• [Direction] Copy out the rows word for word, beginning with the first one and ending with the one that contains "bar-segment-0-7: [529, 436, 571, 453]".

• [Listed entries]
━━━━━━━━━━━━━━━━
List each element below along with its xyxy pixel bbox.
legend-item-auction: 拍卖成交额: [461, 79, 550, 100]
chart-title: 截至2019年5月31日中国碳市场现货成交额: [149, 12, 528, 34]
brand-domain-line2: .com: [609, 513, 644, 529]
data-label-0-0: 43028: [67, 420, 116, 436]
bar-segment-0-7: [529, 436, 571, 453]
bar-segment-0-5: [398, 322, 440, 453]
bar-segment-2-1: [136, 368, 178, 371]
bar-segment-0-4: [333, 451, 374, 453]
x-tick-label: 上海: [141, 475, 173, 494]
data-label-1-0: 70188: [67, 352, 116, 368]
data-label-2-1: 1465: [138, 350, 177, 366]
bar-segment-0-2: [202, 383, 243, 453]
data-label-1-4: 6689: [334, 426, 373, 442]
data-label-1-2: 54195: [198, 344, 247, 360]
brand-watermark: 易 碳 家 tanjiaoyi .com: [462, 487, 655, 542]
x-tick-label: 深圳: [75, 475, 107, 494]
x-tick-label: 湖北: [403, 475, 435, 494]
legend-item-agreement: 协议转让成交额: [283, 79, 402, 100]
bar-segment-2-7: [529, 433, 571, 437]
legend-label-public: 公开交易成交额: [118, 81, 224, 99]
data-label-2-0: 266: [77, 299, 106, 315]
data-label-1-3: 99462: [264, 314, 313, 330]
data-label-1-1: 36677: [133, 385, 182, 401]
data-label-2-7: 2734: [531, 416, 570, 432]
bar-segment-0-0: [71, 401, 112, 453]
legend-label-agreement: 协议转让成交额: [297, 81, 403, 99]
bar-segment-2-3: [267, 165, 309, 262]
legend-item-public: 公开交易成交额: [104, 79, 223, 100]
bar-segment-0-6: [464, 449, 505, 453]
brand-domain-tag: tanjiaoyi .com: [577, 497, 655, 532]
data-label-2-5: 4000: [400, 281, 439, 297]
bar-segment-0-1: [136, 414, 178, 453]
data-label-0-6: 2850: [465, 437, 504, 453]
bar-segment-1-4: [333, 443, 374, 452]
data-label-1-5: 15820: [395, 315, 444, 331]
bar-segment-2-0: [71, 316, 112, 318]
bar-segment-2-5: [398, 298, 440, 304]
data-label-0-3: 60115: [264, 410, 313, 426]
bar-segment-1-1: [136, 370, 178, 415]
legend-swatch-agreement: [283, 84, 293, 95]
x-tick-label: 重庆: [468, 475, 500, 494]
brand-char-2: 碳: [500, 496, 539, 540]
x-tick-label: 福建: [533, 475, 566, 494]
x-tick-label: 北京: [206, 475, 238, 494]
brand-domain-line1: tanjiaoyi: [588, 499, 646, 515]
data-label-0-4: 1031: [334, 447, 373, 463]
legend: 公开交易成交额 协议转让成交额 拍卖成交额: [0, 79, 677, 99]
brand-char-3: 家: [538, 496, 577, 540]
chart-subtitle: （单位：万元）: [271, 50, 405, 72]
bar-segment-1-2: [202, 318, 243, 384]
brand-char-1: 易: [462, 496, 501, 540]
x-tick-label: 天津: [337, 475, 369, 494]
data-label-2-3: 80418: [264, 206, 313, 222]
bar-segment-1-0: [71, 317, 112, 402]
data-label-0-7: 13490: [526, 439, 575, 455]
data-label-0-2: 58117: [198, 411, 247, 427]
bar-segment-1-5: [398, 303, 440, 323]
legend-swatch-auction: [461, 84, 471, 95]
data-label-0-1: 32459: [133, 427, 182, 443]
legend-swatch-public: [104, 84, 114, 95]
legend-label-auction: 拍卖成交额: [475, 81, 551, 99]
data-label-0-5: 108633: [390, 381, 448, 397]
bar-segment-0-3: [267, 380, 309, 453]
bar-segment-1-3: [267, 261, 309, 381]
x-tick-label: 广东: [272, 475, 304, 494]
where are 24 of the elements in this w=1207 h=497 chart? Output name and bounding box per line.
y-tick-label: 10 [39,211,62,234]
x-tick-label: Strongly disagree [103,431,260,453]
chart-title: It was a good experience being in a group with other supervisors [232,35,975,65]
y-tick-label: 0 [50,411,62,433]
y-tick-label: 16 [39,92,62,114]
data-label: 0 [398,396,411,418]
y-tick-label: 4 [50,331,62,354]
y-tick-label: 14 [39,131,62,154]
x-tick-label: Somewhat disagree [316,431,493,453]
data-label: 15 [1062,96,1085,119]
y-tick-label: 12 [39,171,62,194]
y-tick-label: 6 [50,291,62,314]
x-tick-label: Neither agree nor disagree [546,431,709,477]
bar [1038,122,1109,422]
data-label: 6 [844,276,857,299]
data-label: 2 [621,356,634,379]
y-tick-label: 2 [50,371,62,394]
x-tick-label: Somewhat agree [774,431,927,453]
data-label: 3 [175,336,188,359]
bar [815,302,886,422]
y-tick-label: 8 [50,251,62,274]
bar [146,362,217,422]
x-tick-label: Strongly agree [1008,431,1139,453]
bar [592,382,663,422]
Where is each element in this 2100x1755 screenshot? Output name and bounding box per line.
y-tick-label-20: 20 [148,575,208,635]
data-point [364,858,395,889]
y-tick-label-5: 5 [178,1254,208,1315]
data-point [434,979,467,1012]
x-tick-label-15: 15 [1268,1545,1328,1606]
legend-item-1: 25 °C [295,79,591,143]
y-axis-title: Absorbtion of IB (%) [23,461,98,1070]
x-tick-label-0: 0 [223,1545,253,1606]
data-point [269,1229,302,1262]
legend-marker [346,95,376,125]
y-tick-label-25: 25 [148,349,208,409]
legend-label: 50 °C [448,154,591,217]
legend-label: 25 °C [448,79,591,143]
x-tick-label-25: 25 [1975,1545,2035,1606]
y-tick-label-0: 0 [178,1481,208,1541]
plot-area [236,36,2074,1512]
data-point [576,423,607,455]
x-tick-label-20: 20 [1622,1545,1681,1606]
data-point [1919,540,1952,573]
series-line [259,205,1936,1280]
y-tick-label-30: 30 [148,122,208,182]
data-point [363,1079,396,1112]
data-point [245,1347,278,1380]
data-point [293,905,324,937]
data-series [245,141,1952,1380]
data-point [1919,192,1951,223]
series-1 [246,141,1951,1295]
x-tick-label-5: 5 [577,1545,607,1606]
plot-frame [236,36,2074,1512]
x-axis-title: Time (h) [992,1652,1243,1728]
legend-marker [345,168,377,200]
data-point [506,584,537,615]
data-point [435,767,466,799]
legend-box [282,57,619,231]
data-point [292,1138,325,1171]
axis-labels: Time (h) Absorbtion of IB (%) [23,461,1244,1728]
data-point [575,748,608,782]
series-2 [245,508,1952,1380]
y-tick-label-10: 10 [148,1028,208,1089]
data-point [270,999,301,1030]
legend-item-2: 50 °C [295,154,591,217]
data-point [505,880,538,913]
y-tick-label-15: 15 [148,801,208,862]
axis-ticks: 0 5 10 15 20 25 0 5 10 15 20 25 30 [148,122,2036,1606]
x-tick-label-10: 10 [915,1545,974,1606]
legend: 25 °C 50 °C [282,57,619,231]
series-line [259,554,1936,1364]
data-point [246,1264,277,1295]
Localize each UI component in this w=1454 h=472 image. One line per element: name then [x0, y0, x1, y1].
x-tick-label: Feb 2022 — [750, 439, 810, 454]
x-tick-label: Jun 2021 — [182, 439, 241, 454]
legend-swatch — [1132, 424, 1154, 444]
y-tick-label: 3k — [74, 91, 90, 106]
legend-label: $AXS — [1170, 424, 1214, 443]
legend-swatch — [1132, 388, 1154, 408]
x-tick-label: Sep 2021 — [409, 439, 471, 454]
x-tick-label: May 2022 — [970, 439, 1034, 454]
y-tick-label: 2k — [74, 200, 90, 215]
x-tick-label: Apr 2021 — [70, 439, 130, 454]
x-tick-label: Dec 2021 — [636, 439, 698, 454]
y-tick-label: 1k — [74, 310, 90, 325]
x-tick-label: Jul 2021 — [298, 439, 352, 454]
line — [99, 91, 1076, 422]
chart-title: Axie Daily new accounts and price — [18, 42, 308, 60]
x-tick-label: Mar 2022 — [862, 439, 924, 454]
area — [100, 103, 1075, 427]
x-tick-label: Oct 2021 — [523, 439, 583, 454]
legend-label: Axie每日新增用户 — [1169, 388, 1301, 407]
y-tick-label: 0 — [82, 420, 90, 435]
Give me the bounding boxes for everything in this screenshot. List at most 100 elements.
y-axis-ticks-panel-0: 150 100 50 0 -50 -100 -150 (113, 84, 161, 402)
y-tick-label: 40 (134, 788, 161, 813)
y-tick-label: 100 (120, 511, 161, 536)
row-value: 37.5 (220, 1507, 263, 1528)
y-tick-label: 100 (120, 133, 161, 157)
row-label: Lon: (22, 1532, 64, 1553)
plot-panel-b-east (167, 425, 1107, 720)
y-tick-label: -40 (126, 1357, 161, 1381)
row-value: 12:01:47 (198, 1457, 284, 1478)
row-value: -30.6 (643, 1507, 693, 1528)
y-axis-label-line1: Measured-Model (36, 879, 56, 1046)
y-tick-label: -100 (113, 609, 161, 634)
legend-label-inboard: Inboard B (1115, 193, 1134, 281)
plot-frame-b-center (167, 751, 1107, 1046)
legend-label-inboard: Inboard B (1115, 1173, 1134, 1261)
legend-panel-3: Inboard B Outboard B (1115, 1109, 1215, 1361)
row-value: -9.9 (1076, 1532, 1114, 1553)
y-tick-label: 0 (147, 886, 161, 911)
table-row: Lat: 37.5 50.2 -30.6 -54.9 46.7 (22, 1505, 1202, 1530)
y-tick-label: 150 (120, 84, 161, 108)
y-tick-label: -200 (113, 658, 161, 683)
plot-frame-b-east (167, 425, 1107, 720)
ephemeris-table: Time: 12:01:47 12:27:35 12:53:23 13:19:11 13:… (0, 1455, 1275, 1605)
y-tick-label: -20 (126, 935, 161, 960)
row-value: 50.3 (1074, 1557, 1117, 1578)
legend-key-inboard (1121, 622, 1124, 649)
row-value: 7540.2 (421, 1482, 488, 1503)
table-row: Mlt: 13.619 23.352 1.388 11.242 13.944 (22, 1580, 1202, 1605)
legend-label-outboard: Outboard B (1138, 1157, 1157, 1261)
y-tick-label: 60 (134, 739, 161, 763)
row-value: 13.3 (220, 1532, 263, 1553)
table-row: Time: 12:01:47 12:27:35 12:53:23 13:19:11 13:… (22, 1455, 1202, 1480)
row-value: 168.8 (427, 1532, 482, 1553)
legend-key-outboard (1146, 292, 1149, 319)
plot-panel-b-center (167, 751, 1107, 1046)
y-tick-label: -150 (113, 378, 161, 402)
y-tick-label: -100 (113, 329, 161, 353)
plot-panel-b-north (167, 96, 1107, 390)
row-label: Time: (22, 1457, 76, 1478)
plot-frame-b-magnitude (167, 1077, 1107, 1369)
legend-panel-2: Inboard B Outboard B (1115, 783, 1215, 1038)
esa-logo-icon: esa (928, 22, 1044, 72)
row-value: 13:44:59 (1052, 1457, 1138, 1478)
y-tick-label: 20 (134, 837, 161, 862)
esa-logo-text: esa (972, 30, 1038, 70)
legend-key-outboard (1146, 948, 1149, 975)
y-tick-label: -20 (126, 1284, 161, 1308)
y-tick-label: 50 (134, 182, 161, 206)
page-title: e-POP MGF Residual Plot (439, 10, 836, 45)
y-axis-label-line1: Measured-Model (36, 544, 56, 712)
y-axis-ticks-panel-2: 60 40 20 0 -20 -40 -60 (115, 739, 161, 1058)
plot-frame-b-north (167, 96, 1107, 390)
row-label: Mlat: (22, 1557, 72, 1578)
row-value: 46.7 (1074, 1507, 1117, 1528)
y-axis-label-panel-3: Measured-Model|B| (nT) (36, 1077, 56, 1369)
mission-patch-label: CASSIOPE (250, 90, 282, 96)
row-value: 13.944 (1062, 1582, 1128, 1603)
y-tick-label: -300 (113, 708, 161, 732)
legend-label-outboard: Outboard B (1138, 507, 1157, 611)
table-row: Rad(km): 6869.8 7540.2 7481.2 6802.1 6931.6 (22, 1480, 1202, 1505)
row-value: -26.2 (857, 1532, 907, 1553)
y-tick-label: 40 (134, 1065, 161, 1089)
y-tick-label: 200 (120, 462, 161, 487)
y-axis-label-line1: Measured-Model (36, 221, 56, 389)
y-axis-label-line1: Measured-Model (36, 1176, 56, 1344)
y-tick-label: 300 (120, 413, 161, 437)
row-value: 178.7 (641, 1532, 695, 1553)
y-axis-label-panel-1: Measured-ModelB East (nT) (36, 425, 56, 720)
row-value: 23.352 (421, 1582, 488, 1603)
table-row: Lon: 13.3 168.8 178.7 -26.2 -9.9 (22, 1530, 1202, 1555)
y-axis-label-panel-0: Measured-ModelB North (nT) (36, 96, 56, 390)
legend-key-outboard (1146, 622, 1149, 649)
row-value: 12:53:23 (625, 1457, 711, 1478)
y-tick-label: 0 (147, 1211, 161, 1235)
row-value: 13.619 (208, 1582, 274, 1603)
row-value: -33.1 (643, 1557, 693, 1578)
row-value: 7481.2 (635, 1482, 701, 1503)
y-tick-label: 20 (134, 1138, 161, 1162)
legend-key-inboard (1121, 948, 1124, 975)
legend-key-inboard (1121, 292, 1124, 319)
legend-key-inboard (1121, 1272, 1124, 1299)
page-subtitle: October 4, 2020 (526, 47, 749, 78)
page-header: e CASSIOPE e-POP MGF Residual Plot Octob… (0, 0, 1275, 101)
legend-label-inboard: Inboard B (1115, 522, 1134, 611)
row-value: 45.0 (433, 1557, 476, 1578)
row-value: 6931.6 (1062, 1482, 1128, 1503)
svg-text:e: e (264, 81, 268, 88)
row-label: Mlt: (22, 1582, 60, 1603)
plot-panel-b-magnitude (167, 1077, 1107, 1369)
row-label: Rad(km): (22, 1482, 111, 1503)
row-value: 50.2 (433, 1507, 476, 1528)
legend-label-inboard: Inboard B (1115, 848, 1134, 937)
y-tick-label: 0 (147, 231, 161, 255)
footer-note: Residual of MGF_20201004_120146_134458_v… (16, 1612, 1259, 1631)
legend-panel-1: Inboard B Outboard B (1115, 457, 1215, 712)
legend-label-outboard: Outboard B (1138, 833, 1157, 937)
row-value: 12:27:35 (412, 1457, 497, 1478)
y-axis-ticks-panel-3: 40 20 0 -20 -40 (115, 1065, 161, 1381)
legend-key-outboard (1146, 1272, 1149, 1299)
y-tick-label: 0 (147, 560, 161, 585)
━━━━━━━━━━━━━━━━
• [In response]
List each element below along with its xyxy pixel bbox.
legend-item-auction: 拍卖成交额: [461, 79, 550, 100]
chart-title: 截至2019年5月31日中国碳市场现货成交额: [149, 12, 528, 34]
brand-domain-line2: .com: [609, 513, 644, 529]
data-label-0-0: 43028: [67, 420, 116, 436]
bar-segment-0-7: [529, 436, 571, 453]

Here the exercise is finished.